Exercise task – Provide an exact copy of the data, excluding the images.

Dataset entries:
****************************************
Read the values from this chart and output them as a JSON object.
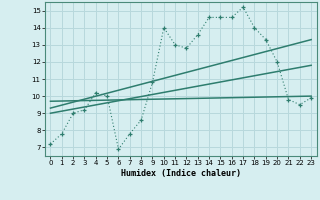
{
  "xlabel": "Humidex (Indice chaleur)",
  "bg_color": "#d6eef0",
  "grid_color": "#b8d8dc",
  "line_color": "#2e7d6e",
  "xlim": [
    -0.5,
    23.5
  ],
  "ylim": [
    6.5,
    15.5
  ],
  "xticks": [
    0,
    1,
    2,
    3,
    4,
    5,
    6,
    7,
    8,
    9,
    10,
    11,
    12,
    13,
    14,
    15,
    16,
    17,
    18,
    19,
    20,
    21,
    22,
    23
  ],
  "yticks": [
    7,
    8,
    9,
    10,
    11,
    12,
    13,
    14,
    15
  ],
  "series1_x": [
    0,
    1,
    2,
    3,
    4,
    5,
    6,
    7,
    8,
    9,
    10,
    11,
    12,
    13,
    14,
    15,
    16,
    17,
    18,
    19,
    20,
    21,
    22,
    23
  ],
  "series1_y": [
    7.2,
    7.8,
    9.0,
    9.2,
    10.2,
    10.0,
    6.9,
    7.8,
    8.6,
    10.8,
    14.0,
    13.0,
    12.8,
    13.6,
    14.6,
    14.6,
    14.6,
    15.2,
    14.0,
    13.3,
    12.0,
    9.8,
    9.5,
    9.9
  ],
  "series2_x": [
    0,
    23
  ],
  "series2_y": [
    9.3,
    13.3
  ],
  "series3_x": [
    0,
    23
  ],
  "series3_y": [
    9.0,
    11.8
  ],
  "series4_x": [
    0,
    23
  ],
  "series4_y": [
    9.7,
    10.0
  ]
}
****************************************
Written answer –
Read the values from this chart and output them as a JSON object.
{
  "xlabel": "Humidex (Indice chaleur)",
  "bg_color": "#d6eef0",
  "grid_color": "#b8d8dc",
  "line_color": "#2e7d6e",
  "xlim": [
    -0.5,
    23.5
  ],
  "ylim": [
    6.5,
    15.5
  ],
  "xticks": [
    0,
    1,
    2,
    3,
    4,
    5,
    6,
    7,
    8,
    9,
    10,
    11,
    12,
    13,
    14,
    15,
    16,
    17,
    18,
    19,
    20,
    21,
    22,
    23
  ],
  "yticks": [
    7,
    8,
    9,
    10,
    11,
    12,
    13,
    14,
    15
  ],
  "series1_x": [
    0,
    1,
    2,
    3,
    4,
    5,
    6,
    7,
    8,
    9,
    10,
    11,
    12,
    13,
    14,
    15,
    16,
    17,
    18,
    19,
    20,
    21,
    22,
    23
  ],
  "series1_y": [
    7.2,
    7.8,
    9.0,
    9.2,
    10.2,
    10.0,
    6.9,
    7.8,
    8.6,
    10.8,
    14.0,
    13.0,
    12.8,
    13.6,
    14.6,
    14.6,
    14.6,
    15.2,
    14.0,
    13.3,
    12.0,
    9.8,
    9.5,
    9.9
  ],
  "series2_x": [
    0,
    23
  ],
  "series2_y": [
    9.3,
    13.3
  ],
  "series3_x": [
    0,
    23
  ],
  "series3_y": [
    9.0,
    11.8
  ],
  "series4_x": [
    0,
    23
  ],
  "series4_y": [
    9.7,
    10.0
  ]
}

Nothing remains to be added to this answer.